# STATED PROBLEM
Can you copy out the data exactly? Leave the images out.

# SUPPLIED INFORMATION
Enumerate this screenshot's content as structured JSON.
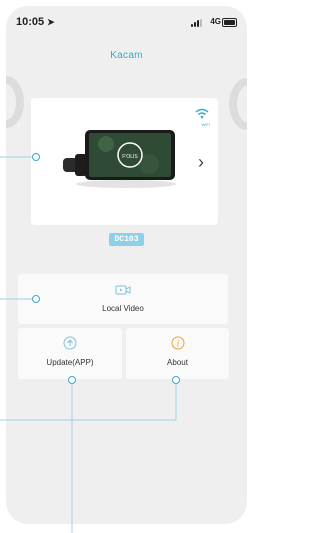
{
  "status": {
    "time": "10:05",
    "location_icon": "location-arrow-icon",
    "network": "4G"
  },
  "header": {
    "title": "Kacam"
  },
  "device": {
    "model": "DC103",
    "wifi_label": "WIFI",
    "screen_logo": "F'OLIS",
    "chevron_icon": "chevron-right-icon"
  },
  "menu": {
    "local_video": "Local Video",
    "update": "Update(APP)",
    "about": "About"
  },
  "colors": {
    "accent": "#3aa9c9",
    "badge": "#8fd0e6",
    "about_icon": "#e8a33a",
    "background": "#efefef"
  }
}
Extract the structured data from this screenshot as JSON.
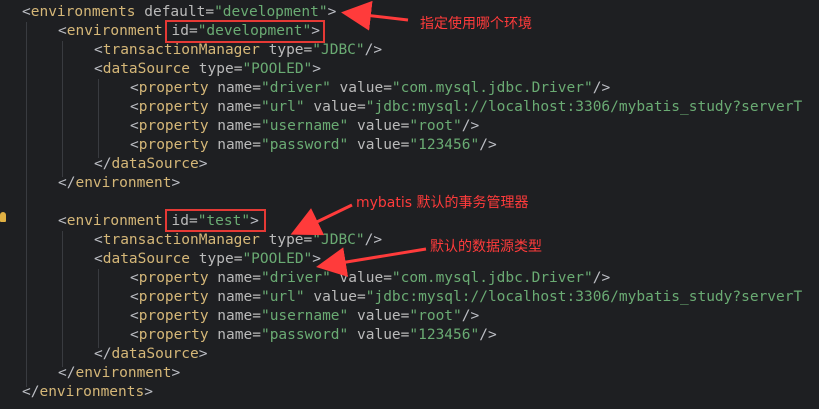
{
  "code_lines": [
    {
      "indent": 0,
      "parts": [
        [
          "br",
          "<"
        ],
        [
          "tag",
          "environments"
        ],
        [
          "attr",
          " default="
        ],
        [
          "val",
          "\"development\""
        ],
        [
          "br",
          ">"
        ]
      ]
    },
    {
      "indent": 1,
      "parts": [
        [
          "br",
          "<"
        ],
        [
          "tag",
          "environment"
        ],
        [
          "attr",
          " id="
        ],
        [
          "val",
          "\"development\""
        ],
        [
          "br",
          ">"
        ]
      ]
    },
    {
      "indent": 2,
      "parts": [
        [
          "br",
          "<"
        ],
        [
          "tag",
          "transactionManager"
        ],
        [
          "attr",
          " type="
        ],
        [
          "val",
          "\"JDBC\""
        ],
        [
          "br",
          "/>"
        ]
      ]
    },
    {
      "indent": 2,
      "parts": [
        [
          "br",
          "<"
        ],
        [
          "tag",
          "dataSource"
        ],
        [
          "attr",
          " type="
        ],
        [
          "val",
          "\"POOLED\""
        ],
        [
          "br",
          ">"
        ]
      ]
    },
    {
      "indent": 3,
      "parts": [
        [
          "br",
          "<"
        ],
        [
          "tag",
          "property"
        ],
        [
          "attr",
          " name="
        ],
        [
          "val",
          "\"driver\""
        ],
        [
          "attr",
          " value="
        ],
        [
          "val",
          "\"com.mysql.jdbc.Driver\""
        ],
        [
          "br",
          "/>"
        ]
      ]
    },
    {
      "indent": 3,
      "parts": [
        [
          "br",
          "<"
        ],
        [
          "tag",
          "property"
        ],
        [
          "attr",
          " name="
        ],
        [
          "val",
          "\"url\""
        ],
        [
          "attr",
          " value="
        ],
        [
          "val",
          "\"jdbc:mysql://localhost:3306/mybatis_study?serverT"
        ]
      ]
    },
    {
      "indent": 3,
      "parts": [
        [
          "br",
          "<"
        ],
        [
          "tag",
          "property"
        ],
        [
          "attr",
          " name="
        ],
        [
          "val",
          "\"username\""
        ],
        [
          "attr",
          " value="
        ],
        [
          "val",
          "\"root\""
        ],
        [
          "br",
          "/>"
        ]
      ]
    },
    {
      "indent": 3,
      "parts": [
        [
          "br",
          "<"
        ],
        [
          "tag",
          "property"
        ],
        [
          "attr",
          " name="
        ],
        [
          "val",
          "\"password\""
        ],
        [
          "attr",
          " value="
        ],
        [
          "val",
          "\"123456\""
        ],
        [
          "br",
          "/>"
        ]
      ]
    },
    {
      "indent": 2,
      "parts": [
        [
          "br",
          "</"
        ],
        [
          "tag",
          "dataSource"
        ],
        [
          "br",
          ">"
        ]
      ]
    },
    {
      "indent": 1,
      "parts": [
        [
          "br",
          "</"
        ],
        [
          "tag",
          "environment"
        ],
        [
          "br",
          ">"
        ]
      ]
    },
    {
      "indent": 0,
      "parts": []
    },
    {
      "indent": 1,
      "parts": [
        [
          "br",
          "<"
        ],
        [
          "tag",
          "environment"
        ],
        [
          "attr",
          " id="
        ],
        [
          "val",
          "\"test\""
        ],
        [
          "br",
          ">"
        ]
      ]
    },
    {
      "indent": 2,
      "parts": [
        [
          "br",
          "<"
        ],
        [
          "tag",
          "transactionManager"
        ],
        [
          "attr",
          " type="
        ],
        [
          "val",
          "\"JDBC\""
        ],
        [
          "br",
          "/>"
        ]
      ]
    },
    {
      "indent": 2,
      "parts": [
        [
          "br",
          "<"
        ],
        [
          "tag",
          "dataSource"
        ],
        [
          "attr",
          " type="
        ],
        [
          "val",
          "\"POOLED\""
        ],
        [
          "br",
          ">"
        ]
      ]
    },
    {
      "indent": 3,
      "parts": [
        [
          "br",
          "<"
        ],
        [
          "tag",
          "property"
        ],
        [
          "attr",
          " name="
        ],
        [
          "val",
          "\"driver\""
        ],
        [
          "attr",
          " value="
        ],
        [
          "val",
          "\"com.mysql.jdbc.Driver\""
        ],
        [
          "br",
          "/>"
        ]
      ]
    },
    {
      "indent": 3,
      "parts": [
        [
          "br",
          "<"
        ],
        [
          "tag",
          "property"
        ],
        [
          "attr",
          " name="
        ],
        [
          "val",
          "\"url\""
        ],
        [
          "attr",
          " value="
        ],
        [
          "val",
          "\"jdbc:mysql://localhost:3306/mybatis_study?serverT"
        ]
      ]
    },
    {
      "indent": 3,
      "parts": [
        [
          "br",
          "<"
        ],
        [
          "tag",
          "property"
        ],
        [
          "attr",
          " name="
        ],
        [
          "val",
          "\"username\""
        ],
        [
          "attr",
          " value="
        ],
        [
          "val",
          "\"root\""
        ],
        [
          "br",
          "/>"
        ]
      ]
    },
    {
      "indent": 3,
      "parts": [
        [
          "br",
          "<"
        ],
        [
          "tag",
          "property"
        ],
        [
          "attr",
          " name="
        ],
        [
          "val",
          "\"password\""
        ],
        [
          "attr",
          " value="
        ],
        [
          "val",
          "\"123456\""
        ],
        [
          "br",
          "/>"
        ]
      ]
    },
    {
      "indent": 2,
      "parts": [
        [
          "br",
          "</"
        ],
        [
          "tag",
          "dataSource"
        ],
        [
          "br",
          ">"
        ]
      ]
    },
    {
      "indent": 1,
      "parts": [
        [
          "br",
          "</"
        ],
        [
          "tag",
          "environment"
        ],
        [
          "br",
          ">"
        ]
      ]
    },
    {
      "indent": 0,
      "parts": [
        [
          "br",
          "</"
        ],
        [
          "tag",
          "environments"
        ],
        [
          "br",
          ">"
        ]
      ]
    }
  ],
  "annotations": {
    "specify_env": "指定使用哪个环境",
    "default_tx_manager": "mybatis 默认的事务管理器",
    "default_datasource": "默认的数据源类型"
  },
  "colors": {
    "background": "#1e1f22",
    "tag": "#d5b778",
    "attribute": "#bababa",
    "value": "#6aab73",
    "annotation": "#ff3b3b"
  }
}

# EXERCISE OUTPUT
Enumerate this screenshot's content as structured JSON.
{
  "status": {
    "time": "10:05",
    "location_icon": "location-arrow-icon",
    "network": "4G"
  },
  "header": {
    "title": "Kacam"
  },
  "device": {
    "model": "DC103",
    "wifi_label": "WIFI",
    "screen_logo": "F'OLIS",
    "chevron_icon": "chevron-right-icon"
  },
  "menu": {
    "local_video": "Local Video",
    "update": "Update(APP)",
    "about": "About"
  },
  "colors": {
    "accent": "#3aa9c9",
    "badge": "#8fd0e6",
    "about_icon": "#e8a33a",
    "background": "#efefef"
  }
}
Extract the structured data from this screenshot as JSON.
{
  "code_lines": [
    {
      "indent": 0,
      "parts": [
        [
          "br",
          "<"
        ],
        [
          "tag",
          "environments"
        ],
        [
          "attr",
          " default="
        ],
        [
          "val",
          "\"development\""
        ],
        [
          "br",
          ">"
        ]
      ]
    },
    {
      "indent": 1,
      "parts": [
        [
          "br",
          "<"
        ],
        [
          "tag",
          "environment"
        ],
        [
          "attr",
          " id="
        ],
        [
          "val",
          "\"development\""
        ],
        [
          "br",
          ">"
        ]
      ]
    },
    {
      "indent": 2,
      "parts": [
        [
          "br",
          "<"
        ],
        [
          "tag",
          "transactionManager"
        ],
        [
          "attr",
          " type="
        ],
        [
          "val",
          "\"JDBC\""
        ],
        [
          "br",
          "/>"
        ]
      ]
    },
    {
      "indent": 2,
      "parts": [
        [
          "br",
          "<"
        ],
        [
          "tag",
          "dataSource"
        ],
        [
          "attr",
          " type="
        ],
        [
          "val",
          "\"POOLED\""
        ],
        [
          "br",
          ">"
        ]
      ]
    },
    {
      "indent": 3,
      "parts": [
        [
          "br",
          "<"
        ],
        [
          "tag",
          "property"
        ],
        [
          "attr",
          " name="
        ],
        [
          "val",
          "\"driver\""
        ],
        [
          "attr",
          " value="
        ],
        [
          "val",
          "\"com.mysql.jdbc.Driver\""
        ],
        [
          "br",
          "/>"
        ]
      ]
    },
    {
      "indent": 3,
      "parts": [
        [
          "br",
          "<"
        ],
        [
          "tag",
          "property"
        ],
        [
          "attr",
          " name="
        ],
        [
          "val",
          "\"url\""
        ],
        [
          "attr",
          " value="
        ],
        [
          "val",
          "\"jdbc:mysql://localhost:3306/mybatis_study?serverT"
        ]
      ]
    },
    {
      "indent": 3,
      "parts": [
        [
          "br",
          "<"
        ],
        [
          "tag",
          "property"
        ],
        [
          "attr",
          " name="
        ],
        [
          "val",
          "\"username\""
        ],
        [
          "attr",
          " value="
        ],
        [
          "val",
          "\"root\""
        ],
        [
          "br",
          "/>"
        ]
      ]
    },
    {
      "indent": 3,
      "parts": [
        [
          "br",
          "<"
        ],
        [
          "tag",
          "property"
        ],
        [
          "attr",
          " name="
        ],
        [
          "val",
          "\"password\""
        ],
        [
          "attr",
          " value="
        ],
        [
          "val",
          "\"123456\""
        ],
        [
          "br",
          "/>"
        ]
      ]
    },
    {
      "indent": 2,
      "parts": [
        [
          "br",
          "</"
        ],
        [
          "tag",
          "dataSource"
        ],
        [
          "br",
          ">"
        ]
      ]
    },
    {
      "indent": 1,
      "parts": [
        [
          "br",
          "</"
        ],
        [
          "tag",
          "environment"
        ],
        [
          "br",
          ">"
        ]
      ]
    },
    {
      "indent": 0,
      "parts": []
    },
    {
      "indent": 1,
      "parts": [
        [
          "br",
          "<"
        ],
        [
          "tag",
          "environment"
        ],
        [
          "attr",
          " id="
        ],
        [
          "val",
          "\"test\""
        ],
        [
          "br",
          ">"
        ]
      ]
    },
    {
      "indent": 2,
      "parts": [
        [
          "br",
          "<"
        ],
        [
          "tag",
          "transactionManager"
        ],
        [
          "attr",
          " type="
        ],
        [
          "val",
          "\"JDBC\""
        ],
        [
          "br",
          "/>"
        ]
      ]
    },
    {
      "indent": 2,
      "parts": [
        [
          "br",
          "<"
        ],
        [
          "tag",
          "dataSource"
        ],
        [
          "attr",
          " type="
        ],
        [
          "val",
          "\"POOLED\""
        ],
        [
          "br",
          ">"
        ]
      ]
    },
    {
      "indent": 3,
      "parts": [
        [
          "br",
          "<"
        ],
        [
          "tag",
          "property"
        ],
        [
          "attr",
          " name="
        ],
        [
          "val",
          "\"driver\""
        ],
        [
          "attr",
          " value="
        ],
        [
          "val",
          "\"com.mysql.jdbc.Driver\""
        ],
        [
          "br",
          "/>"
        ]
      ]
    },
    {
      "indent": 3,
      "parts": [
        [
          "br",
          "<"
        ],
        [
          "tag",
          "property"
        ],
        [
          "attr",
          " name="
        ],
        [
          "val",
          "\"url\""
        ],
        [
          "attr",
          " value="
        ],
        [
          "val",
          "\"jdbc:mysql://localhost:3306/mybatis_study?serverT"
        ]
      ]
    },
    {
      "indent": 3,
      "parts": [
        [
          "br",
          "<"
        ],
        [
          "tag",
          "property"
        ],
        [
          "attr",
          " name="
        ],
        [
          "val",
          "\"username\""
        ],
        [
          "attr",
          " value="
        ],
        [
          "val",
          "\"root\""
        ],
        [
          "br",
          "/>"
        ]
      ]
    },
    {
      "indent": 3,
      "parts": [
        [
          "br",
          "<"
        ],
        [
          "tag",
          "property"
        ],
        [
          "attr",
          " name="
        ],
        [
          "val",
          "\"password\""
        ],
        [
          "attr",
          " value="
        ],
        [
          "val",
          "\"123456\""
        ],
        [
          "br",
          "/>"
        ]
      ]
    },
    {
      "indent": 2,
      "parts": [
        [
          "br",
          "</"
        ],
        [
          "tag",
          "dataSource"
        ],
        [
          "br",
          ">"
        ]
      ]
    },
    {
      "indent": 1,
      "parts": [
        [
          "br",
          "</"
        ],
        [
          "tag",
          "environment"
        ],
        [
          "br",
          ">"
        ]
      ]
    },
    {
      "indent": 0,
      "parts": [
        [
          "br",
          "</"
        ],
        [
          "tag",
          "environments"
        ],
        [
          "br",
          ">"
        ]
      ]
    }
  ],
  "annotations": {
    "specify_env": "指定使用哪个环境",
    "default_tx_manager": "mybatis 默认的事务管理器",
    "default_datasource": "默认的数据源类型"
  },
  "colors": {
    "background": "#1e1f22",
    "tag": "#d5b778",
    "attribute": "#bababa",
    "value": "#6aab73",
    "annotation": "#ff3b3b"
  }
}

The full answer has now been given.